§ **PROBLEM TO WORK ON**:
Read through the data, and wherever a line holds the word "braces", write that line out.
[[ PROVIDED MATERIAL open ]]
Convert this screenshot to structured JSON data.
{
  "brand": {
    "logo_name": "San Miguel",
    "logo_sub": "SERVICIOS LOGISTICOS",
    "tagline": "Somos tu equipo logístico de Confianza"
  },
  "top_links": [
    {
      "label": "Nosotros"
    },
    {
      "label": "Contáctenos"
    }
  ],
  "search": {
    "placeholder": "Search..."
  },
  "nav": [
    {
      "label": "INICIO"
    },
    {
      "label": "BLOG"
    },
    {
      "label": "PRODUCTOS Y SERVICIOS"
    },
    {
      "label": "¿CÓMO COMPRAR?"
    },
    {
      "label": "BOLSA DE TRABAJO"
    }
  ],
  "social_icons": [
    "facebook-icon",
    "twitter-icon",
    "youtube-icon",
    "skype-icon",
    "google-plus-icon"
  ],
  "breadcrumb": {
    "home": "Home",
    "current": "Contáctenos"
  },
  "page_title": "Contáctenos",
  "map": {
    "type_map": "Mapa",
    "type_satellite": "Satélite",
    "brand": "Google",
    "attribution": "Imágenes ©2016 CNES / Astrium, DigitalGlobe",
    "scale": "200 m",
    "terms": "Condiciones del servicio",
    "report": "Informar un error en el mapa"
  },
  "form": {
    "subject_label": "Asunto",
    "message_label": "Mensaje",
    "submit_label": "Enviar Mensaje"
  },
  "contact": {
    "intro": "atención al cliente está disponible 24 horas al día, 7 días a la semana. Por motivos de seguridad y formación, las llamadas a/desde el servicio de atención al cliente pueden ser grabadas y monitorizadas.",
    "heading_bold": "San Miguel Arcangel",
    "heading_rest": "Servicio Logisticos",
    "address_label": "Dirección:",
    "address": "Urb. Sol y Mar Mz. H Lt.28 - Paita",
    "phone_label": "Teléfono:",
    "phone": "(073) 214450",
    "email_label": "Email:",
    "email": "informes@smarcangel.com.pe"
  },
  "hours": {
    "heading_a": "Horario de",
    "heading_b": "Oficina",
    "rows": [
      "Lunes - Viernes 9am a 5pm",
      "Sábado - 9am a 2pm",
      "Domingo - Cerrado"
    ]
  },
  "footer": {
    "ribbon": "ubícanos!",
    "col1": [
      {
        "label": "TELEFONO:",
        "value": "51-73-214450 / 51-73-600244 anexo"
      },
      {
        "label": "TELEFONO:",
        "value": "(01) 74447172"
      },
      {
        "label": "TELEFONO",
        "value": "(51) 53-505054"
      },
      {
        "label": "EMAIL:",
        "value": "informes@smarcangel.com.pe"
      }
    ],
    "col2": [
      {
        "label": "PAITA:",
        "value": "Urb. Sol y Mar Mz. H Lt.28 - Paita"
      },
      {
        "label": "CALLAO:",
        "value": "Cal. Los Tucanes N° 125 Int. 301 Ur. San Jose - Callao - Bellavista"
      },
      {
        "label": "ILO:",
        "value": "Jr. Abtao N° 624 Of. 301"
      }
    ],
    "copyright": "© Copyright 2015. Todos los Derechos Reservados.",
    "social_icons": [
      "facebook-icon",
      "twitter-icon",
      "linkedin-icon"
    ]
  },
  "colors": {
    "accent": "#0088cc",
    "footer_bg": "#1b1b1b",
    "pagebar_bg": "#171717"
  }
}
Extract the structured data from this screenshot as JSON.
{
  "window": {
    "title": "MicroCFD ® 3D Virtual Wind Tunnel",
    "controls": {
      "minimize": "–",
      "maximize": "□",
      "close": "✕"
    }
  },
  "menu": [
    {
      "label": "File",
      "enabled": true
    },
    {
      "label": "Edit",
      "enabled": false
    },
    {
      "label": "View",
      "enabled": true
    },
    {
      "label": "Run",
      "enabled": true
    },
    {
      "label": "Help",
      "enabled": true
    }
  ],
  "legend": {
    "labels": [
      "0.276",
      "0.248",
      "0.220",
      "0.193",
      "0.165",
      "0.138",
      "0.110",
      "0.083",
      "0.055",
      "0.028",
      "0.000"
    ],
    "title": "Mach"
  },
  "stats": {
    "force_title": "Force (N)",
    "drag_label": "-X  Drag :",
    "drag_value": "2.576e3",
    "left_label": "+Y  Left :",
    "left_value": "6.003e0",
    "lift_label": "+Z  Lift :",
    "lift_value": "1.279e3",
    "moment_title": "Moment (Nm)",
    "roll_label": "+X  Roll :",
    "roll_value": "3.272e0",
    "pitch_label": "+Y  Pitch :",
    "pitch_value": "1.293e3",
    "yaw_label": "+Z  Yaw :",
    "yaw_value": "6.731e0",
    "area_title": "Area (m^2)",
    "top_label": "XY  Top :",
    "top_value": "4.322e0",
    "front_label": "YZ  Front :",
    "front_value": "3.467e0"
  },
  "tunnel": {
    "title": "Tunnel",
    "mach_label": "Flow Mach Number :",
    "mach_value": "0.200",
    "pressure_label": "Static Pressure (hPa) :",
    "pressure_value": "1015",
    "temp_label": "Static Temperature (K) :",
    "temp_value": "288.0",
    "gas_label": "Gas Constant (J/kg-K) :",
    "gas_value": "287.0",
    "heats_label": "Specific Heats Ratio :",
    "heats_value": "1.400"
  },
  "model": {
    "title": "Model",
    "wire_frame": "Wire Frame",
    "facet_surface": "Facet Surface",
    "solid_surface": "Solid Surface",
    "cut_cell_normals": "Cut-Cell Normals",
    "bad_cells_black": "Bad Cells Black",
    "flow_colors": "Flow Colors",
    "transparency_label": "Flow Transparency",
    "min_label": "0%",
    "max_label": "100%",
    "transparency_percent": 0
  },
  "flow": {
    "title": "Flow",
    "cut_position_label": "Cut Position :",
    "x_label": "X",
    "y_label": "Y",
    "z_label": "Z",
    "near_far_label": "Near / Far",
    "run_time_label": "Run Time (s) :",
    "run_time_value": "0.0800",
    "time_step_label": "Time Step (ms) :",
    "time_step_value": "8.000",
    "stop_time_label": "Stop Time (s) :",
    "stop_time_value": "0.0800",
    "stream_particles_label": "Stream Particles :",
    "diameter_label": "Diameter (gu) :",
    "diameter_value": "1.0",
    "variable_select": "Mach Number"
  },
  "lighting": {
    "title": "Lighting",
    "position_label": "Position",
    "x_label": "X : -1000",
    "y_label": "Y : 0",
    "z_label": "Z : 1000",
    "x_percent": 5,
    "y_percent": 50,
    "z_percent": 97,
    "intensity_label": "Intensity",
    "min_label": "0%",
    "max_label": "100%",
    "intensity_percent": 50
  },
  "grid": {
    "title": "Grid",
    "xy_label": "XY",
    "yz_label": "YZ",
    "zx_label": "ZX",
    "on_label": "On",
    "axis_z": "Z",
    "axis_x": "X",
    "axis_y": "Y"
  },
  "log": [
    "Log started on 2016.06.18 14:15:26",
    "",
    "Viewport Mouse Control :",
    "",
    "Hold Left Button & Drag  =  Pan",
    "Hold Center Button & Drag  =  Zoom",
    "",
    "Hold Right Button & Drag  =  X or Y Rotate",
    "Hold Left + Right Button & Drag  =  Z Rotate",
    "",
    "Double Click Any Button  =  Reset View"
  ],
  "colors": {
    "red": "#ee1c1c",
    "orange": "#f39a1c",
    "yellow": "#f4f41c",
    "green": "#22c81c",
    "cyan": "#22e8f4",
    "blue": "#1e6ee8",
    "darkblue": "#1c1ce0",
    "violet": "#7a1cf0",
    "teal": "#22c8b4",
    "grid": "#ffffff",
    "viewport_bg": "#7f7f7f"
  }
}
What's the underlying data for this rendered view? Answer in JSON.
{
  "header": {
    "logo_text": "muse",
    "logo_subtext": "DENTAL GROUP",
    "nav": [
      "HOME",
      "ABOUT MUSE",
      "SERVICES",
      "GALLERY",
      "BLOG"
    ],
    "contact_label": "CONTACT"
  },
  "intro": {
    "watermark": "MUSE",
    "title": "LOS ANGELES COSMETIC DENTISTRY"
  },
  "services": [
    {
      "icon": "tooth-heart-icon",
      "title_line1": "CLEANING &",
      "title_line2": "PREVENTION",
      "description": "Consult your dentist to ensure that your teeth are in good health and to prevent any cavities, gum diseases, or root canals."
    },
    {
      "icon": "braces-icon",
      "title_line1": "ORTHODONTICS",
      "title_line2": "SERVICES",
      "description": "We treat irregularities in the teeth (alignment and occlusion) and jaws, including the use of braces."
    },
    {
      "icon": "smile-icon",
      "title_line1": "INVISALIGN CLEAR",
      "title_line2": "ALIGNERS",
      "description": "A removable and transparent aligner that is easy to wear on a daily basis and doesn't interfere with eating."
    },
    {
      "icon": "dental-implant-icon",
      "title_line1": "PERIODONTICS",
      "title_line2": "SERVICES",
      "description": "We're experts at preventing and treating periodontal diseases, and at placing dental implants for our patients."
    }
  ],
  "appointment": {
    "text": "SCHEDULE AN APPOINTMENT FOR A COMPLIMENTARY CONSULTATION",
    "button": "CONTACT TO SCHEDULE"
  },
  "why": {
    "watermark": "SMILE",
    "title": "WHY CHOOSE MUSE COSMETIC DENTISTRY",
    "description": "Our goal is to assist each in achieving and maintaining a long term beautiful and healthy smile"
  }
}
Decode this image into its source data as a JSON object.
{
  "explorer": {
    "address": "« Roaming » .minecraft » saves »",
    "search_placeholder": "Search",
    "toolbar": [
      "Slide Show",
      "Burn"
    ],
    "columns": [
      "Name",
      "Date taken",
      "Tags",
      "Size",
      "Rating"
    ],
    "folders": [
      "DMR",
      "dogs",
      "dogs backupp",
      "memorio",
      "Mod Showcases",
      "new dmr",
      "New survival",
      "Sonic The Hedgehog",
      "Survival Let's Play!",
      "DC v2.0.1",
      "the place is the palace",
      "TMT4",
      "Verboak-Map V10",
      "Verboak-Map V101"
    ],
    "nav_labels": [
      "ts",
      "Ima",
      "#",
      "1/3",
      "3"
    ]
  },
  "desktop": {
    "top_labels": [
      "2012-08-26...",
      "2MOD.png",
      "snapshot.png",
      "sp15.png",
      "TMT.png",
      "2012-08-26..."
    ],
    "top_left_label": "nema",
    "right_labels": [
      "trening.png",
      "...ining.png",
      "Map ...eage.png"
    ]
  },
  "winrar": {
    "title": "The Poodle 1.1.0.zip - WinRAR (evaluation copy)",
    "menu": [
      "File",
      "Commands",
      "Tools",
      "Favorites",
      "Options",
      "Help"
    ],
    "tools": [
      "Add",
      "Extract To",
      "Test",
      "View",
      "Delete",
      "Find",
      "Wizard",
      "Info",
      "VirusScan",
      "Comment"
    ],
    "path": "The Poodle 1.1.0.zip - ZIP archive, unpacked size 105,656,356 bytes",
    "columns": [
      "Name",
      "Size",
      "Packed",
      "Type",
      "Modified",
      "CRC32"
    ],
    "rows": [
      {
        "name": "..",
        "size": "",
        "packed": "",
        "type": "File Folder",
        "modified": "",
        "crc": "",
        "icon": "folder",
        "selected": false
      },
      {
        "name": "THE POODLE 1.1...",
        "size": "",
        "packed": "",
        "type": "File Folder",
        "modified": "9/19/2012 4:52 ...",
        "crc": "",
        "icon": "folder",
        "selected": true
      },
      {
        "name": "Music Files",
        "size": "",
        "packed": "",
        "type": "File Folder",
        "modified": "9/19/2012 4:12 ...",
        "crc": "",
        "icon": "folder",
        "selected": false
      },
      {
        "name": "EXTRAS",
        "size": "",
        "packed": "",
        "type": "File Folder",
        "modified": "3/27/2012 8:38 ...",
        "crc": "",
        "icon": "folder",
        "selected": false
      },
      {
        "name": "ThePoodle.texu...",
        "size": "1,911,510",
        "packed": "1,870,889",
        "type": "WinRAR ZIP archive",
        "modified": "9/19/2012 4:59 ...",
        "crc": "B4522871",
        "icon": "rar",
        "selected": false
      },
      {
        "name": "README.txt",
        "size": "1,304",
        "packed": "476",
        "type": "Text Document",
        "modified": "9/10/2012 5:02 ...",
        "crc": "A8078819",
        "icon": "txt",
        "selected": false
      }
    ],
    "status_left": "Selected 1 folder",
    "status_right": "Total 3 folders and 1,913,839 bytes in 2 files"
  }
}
[[ PROVIDED MATERIAL closed ]]
§ **ANSWER**:
      "icon": "braces-icon",
      "description": "We treat irregularities in the teeth (alignment and occlusion) and jaws, including the use of braces."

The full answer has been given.